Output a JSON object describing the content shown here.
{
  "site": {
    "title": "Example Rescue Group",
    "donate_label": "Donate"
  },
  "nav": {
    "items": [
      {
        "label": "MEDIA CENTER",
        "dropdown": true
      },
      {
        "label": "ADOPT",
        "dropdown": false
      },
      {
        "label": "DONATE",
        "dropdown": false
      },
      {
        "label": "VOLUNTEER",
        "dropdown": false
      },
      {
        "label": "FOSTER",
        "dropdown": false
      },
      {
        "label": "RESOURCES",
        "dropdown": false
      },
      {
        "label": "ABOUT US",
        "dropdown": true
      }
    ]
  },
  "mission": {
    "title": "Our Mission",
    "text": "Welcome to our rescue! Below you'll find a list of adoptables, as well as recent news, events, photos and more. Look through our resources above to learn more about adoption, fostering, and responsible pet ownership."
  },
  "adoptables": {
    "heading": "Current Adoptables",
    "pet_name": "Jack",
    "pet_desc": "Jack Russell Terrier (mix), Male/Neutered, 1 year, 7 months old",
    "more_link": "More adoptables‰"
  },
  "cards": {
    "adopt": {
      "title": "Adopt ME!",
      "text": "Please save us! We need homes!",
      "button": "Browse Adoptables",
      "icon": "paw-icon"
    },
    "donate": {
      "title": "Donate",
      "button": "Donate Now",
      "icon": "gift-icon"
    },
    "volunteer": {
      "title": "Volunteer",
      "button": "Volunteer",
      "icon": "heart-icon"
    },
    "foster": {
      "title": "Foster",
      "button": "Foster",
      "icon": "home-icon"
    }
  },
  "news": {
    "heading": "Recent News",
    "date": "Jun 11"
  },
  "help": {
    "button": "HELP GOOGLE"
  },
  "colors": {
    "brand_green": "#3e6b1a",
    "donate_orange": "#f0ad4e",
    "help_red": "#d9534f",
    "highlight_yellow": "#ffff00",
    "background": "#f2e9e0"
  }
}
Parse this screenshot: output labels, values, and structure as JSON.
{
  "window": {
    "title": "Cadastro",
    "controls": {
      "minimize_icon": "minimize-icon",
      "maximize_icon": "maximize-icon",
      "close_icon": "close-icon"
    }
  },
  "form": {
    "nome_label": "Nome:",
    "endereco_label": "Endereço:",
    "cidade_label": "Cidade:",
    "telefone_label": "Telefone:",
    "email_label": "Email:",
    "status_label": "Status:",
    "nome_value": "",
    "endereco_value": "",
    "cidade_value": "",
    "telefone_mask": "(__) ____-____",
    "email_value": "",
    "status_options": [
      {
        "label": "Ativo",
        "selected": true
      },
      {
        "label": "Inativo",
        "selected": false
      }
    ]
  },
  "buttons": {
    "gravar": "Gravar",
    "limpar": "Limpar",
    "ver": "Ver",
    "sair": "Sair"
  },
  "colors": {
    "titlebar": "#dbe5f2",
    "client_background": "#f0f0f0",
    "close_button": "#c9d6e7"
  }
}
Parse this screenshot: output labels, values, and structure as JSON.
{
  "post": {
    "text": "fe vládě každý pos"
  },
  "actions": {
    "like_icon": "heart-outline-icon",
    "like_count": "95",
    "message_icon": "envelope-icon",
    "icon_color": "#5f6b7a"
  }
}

☆ ☆ ☆ ☆

Set all of the records down again, exactly as they stand.

Output a JSON object describing the content shown here.
{
  "site": {
    "title": "Example Rescue Group",
    "donate_label": "Donate"
  },
  "nav": {
    "items": [
      {
        "label": "MEDIA CENTER",
        "dropdown": true
      },
      {
        "label": "ADOPT",
        "dropdown": false
      },
      {
        "label": "DONATE",
        "dropdown": false
      },
      {
        "label": "VOLUNTEER",
        "dropdown": false
      },
      {
        "label": "FOSTER",
        "dropdown": false
      },
      {
        "label": "RESOURCES",
        "dropdown": false
      },
      {
        "label": "ABOUT US",
        "dropdown": true
      }
    ]
  },
  "mission": {
    "title": "Our Mission",
    "text": "Welcome to our rescue! Below you'll find a list of adoptables, as well as recent news, events, photos and more. Look through our resources above to learn more about adoption, fostering, and responsible pet ownership."
  },
  "adoptables": {
    "heading": "Current Adoptables",
    "pet_name": "Jack",
    "pet_desc": "Jack Russell Terrier (mix), Male/Neutered, 1 year, 7 months old",
    "more_link": "More adoptables‰"
  },
  "cards": {
    "adopt": {
      "title": "Adopt ME!",
      "text": "Please save us! We need homes!",
      "button": "Browse Adoptables",
      "icon": "paw-icon"
    },
    "donate": {
      "title": "Donate",
      "button": "Donate Now",
      "icon": "gift-icon"
    },
    "volunteer": {
      "title": "Volunteer",
      "button": "Volunteer",
      "icon": "heart-icon"
    },
    "foster": {
      "title": "Foster",
      "button": "Foster",
      "icon": "home-icon"
    }
  },
  "news": {
    "heading": "Recent News",
    "date": "Jun 11"
  },
  "help": {
    "button": "HELP GOOGLE"
  },
  "colors": {
    "brand_green": "#3e6b1a",
    "donate_orange": "#f0ad4e",
    "help_red": "#d9534f",
    "highlight_yellow": "#ffff00",
    "background": "#f2e9e0"
  }
}
Parse this screenshot: output labels, values, and structure as JSON.
{
  "window": {
    "title": "Cadastro",
    "controls": {
      "minimize_icon": "minimize-icon",
      "maximize_icon": "maximize-icon",
      "close_icon": "close-icon"
    }
  },
  "form": {
    "nome_label": "Nome:",
    "endereco_label": "Endereço:",
    "cidade_label": "Cidade:",
    "telefone_label": "Telefone:",
    "email_label": "Email:",
    "status_label": "Status:",
    "nome_value": "",
    "endereco_value": "",
    "cidade_value": "",
    "telefone_mask": "(__) ____-____",
    "email_value": "",
    "status_options": [
      {
        "label": "Ativo",
        "selected": true
      },
      {
        "label": "Inativo",
        "selected": false
      }
    ]
  },
  "buttons": {
    "gravar": "Gravar",
    "limpar": "Limpar",
    "ver": "Ver",
    "sair": "Sair"
  },
  "colors": {
    "titlebar": "#dbe5f2",
    "client_background": "#f0f0f0",
    "close_button": "#c9d6e7"
  }
}
Parse this screenshot: output labels, values, and structure as JSON.
{
  "post": {
    "text": "fe vládě každý pos"
  },
  "actions": {
    "like_icon": "heart-outline-icon",
    "like_count": "95",
    "message_icon": "envelope-icon",
    "icon_color": "#5f6b7a"
  }
}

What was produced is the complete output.